Extracted records
------------------------------------------------------------
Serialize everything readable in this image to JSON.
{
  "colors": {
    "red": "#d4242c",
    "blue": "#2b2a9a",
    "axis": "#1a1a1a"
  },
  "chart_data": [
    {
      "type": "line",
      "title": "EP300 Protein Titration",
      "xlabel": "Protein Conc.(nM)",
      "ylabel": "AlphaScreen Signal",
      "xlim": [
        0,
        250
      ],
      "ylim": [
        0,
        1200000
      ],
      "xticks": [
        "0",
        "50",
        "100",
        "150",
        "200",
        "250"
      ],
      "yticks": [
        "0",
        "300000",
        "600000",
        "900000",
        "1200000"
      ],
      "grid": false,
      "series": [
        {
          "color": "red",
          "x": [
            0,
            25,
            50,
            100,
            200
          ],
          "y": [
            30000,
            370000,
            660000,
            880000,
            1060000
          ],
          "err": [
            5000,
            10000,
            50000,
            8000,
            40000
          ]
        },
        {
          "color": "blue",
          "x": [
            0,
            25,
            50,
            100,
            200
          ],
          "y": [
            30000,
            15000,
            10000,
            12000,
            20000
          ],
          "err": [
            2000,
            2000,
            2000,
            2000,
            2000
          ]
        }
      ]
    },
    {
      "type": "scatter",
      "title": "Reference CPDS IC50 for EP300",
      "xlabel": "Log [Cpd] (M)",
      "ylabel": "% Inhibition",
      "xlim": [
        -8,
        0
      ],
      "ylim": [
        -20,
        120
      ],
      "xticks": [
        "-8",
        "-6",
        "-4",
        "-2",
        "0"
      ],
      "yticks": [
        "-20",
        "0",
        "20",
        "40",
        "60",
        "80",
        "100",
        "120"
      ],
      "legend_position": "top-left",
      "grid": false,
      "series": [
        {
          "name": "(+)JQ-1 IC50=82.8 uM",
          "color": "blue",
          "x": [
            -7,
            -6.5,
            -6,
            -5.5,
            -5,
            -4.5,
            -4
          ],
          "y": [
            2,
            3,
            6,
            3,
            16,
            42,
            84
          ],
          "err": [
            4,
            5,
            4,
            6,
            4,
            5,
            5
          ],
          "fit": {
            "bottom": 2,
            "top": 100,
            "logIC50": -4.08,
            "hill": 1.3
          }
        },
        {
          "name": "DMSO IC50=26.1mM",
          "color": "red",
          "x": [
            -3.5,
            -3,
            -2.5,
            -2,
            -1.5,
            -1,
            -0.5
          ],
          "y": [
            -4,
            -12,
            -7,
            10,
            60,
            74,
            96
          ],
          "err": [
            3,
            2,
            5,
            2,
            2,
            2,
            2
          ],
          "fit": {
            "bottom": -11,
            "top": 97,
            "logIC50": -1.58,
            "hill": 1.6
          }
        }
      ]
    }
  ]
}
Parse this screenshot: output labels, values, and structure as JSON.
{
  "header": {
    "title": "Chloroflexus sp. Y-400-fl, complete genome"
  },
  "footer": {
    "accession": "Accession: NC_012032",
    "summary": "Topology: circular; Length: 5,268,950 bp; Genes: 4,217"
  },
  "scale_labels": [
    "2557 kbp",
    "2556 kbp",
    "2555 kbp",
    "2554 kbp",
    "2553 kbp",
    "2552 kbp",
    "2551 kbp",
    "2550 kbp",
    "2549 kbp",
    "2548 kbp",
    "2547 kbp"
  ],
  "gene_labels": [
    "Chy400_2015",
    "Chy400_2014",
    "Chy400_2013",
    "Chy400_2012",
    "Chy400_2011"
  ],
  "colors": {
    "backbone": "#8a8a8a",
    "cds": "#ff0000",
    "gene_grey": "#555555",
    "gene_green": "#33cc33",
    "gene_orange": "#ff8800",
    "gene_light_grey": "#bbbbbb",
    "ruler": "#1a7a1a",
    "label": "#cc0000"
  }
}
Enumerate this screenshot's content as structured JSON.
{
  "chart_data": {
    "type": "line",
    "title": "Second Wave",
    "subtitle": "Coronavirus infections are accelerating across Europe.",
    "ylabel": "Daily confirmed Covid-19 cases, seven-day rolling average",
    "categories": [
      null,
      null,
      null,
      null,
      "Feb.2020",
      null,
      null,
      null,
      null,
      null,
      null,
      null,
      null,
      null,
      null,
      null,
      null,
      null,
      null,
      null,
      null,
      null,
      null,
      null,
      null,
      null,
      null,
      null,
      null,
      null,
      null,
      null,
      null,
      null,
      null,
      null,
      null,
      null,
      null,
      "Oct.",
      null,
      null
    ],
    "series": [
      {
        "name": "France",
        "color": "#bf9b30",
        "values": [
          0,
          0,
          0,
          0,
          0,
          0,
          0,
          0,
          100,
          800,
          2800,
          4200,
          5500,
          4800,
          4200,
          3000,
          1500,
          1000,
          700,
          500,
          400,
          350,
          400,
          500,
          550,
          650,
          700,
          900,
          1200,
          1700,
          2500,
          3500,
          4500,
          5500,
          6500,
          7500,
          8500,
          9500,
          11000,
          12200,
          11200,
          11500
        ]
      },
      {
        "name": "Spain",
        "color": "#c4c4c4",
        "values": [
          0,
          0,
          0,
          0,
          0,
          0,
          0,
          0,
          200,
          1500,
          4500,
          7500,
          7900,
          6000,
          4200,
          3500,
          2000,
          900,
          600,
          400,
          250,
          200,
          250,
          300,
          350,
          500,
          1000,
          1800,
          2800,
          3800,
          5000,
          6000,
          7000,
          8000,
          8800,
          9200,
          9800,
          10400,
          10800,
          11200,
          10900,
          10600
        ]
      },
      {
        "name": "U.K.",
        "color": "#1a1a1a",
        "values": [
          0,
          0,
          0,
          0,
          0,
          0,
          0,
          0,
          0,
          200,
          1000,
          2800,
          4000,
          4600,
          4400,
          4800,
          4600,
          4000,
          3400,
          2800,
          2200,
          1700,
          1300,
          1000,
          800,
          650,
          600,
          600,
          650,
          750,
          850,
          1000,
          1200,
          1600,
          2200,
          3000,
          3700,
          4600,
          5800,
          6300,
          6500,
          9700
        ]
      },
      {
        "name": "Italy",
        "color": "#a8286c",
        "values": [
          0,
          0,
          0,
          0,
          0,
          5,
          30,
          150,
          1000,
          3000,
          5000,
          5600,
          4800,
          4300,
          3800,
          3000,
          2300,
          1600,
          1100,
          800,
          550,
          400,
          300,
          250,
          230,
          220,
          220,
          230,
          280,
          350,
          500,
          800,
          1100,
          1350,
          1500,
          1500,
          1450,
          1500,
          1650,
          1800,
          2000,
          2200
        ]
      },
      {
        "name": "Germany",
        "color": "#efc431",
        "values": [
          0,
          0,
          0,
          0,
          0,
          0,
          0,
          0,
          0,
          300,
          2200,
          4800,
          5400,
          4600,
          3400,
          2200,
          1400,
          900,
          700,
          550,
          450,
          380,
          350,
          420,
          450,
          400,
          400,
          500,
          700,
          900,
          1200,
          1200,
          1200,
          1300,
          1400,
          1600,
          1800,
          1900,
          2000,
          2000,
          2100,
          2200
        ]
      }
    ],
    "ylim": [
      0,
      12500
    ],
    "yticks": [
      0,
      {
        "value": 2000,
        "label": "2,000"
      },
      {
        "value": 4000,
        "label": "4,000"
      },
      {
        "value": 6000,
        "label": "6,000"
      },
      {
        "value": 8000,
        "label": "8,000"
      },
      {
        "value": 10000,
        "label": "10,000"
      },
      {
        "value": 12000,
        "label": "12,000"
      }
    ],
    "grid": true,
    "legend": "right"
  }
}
------------------------------------------------------------
*What the exercise asks:* This task calls for the number of lines in the entries that contain the string "ylabel", with no accompanying text.

*Response below:* 3